_Written problem:_ Return all lines with the word "Microsoft" in them.

_Task data:_
>> BEGIN

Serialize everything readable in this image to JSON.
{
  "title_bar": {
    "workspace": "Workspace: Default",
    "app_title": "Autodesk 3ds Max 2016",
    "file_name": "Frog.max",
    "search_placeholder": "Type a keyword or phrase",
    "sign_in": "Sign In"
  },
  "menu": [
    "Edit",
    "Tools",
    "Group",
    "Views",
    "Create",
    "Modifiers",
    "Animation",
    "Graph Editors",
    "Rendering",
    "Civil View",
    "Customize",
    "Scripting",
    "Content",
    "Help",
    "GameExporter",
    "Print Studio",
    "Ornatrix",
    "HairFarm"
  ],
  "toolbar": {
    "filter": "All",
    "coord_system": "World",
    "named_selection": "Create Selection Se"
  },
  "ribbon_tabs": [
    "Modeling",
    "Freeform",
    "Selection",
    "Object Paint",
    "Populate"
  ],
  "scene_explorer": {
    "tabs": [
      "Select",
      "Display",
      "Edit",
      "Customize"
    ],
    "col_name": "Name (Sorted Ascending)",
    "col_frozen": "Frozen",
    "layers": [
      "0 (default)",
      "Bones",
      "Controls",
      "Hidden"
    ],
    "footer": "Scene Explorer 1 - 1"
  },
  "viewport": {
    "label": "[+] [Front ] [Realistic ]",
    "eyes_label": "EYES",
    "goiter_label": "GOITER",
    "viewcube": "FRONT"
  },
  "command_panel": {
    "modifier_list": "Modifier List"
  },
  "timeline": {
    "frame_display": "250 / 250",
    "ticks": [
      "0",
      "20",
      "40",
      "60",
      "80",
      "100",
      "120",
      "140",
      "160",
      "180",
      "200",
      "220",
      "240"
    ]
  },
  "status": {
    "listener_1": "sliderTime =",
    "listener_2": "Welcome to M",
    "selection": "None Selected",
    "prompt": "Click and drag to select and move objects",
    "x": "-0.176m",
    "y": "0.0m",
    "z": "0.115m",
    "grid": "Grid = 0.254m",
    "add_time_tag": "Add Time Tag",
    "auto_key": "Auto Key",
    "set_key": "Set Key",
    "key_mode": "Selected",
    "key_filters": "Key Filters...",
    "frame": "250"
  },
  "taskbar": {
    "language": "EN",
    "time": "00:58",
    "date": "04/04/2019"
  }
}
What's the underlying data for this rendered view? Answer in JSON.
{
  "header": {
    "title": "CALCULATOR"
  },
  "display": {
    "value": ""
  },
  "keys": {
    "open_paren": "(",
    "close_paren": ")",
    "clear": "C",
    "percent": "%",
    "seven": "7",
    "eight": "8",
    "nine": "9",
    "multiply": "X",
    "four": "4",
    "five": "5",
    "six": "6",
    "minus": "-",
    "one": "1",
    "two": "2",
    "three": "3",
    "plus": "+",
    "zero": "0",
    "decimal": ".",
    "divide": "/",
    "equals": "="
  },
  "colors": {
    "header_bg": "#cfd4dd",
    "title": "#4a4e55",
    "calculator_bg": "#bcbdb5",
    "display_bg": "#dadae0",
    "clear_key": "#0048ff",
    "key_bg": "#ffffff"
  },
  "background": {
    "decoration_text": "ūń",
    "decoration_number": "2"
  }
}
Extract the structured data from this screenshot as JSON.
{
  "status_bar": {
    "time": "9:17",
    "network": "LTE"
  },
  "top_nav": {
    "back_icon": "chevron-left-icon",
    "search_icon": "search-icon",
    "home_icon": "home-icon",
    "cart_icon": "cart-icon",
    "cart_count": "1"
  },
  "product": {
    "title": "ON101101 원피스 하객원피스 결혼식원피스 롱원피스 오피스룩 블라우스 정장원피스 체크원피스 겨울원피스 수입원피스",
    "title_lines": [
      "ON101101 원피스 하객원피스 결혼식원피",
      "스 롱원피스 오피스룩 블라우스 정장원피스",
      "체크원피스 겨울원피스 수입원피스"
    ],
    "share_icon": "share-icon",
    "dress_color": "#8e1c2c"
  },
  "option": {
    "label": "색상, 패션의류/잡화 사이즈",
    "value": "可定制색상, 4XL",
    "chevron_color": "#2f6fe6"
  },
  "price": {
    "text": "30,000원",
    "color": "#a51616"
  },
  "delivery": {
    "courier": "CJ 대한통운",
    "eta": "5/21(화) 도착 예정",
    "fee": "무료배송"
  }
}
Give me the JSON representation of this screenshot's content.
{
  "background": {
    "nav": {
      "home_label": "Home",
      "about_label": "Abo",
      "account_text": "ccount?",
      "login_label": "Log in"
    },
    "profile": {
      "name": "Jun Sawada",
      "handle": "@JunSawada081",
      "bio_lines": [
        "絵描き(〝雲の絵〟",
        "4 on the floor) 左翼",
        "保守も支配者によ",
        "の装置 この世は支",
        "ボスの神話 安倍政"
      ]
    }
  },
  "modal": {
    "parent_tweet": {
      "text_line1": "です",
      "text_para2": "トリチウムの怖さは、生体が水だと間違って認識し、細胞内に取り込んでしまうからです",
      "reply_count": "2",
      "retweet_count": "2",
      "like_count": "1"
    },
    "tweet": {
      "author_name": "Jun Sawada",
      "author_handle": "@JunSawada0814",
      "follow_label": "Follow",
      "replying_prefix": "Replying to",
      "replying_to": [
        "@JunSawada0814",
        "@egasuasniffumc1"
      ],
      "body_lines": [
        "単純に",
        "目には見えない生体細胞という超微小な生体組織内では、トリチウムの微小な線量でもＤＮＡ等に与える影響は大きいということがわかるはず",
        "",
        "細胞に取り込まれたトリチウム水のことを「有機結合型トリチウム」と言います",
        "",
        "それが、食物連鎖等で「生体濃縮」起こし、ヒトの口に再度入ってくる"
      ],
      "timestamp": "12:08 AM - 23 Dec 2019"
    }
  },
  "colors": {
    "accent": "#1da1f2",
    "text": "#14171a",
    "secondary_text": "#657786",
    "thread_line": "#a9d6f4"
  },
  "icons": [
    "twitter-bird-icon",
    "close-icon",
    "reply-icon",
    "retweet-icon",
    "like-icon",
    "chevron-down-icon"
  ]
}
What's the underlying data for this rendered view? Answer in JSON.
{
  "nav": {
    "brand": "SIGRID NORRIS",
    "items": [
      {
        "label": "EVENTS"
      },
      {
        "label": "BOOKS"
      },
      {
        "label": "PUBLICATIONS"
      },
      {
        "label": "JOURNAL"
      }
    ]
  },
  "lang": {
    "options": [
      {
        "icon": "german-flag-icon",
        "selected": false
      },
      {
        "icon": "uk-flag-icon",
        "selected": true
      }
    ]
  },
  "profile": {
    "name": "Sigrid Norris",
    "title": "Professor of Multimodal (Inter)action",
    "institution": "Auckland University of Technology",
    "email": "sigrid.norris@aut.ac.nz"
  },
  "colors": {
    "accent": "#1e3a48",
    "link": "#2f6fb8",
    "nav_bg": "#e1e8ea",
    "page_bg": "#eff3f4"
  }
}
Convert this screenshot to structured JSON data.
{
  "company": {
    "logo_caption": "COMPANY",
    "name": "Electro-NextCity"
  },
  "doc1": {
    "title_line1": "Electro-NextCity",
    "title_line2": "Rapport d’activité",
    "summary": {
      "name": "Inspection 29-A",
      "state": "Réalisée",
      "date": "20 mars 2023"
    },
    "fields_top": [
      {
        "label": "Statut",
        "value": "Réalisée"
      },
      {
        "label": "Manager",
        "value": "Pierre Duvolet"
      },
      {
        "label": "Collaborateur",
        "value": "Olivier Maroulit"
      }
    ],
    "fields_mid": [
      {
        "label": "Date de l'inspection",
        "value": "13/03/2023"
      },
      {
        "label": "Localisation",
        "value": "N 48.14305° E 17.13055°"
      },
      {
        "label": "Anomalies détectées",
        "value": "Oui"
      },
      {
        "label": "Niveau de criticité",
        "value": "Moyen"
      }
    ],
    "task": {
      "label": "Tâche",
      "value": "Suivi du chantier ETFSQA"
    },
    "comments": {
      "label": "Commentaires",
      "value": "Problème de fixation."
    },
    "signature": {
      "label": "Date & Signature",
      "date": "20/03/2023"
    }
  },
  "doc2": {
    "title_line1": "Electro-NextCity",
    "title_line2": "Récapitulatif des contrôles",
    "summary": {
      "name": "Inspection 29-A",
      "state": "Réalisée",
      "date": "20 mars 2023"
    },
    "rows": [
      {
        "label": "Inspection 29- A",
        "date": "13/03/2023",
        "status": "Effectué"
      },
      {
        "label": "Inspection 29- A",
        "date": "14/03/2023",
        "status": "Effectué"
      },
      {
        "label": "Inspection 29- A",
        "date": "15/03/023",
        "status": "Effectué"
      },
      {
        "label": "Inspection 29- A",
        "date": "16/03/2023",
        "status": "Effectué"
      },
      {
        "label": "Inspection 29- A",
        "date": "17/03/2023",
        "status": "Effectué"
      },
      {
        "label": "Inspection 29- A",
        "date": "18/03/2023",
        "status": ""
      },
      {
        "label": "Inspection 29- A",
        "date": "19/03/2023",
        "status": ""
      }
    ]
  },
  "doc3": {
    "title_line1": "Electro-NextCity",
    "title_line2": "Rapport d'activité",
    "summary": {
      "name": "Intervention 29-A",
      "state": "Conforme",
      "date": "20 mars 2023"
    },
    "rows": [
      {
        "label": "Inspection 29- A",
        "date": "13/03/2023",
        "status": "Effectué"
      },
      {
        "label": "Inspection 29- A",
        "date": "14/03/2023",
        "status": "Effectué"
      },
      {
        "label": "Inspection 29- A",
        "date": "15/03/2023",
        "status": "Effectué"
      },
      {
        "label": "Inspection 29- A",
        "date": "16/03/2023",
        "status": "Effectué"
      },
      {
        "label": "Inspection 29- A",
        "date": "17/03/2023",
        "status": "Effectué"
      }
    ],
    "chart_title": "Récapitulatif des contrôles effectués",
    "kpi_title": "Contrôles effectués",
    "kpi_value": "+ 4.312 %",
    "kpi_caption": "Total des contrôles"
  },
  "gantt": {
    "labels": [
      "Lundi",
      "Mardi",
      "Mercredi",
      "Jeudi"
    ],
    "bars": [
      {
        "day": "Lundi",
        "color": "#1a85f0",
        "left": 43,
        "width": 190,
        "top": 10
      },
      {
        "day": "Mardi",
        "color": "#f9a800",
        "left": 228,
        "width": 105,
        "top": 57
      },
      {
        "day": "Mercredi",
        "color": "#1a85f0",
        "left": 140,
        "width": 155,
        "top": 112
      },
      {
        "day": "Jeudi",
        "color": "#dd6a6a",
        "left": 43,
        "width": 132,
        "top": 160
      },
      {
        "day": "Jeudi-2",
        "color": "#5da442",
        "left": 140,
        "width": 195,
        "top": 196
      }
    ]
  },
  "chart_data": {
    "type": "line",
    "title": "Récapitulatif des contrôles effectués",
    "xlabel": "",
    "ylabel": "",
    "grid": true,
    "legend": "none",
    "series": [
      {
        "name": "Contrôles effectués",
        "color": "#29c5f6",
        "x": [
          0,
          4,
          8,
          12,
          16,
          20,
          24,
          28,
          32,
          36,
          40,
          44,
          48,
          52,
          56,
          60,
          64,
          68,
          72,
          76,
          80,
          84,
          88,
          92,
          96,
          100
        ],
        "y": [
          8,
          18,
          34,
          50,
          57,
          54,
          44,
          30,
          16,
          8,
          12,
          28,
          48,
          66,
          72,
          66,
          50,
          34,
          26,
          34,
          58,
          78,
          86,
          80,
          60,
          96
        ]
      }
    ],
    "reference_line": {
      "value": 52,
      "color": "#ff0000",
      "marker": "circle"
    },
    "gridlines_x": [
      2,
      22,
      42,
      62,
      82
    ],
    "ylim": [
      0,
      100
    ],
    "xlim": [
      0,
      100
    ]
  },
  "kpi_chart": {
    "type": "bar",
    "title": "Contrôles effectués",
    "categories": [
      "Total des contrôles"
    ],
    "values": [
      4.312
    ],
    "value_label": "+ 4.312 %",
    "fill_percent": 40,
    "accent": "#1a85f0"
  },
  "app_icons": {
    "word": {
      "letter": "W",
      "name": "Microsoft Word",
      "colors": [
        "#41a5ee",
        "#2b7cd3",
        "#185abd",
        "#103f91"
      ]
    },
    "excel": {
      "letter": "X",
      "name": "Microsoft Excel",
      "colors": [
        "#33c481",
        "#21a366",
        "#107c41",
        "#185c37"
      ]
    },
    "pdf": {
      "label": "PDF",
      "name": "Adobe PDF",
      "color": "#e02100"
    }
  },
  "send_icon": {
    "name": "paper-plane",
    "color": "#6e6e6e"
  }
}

>> END

_Solution to this task:_
      "name": "Microsoft Word",
      "name": "Microsoft Excel",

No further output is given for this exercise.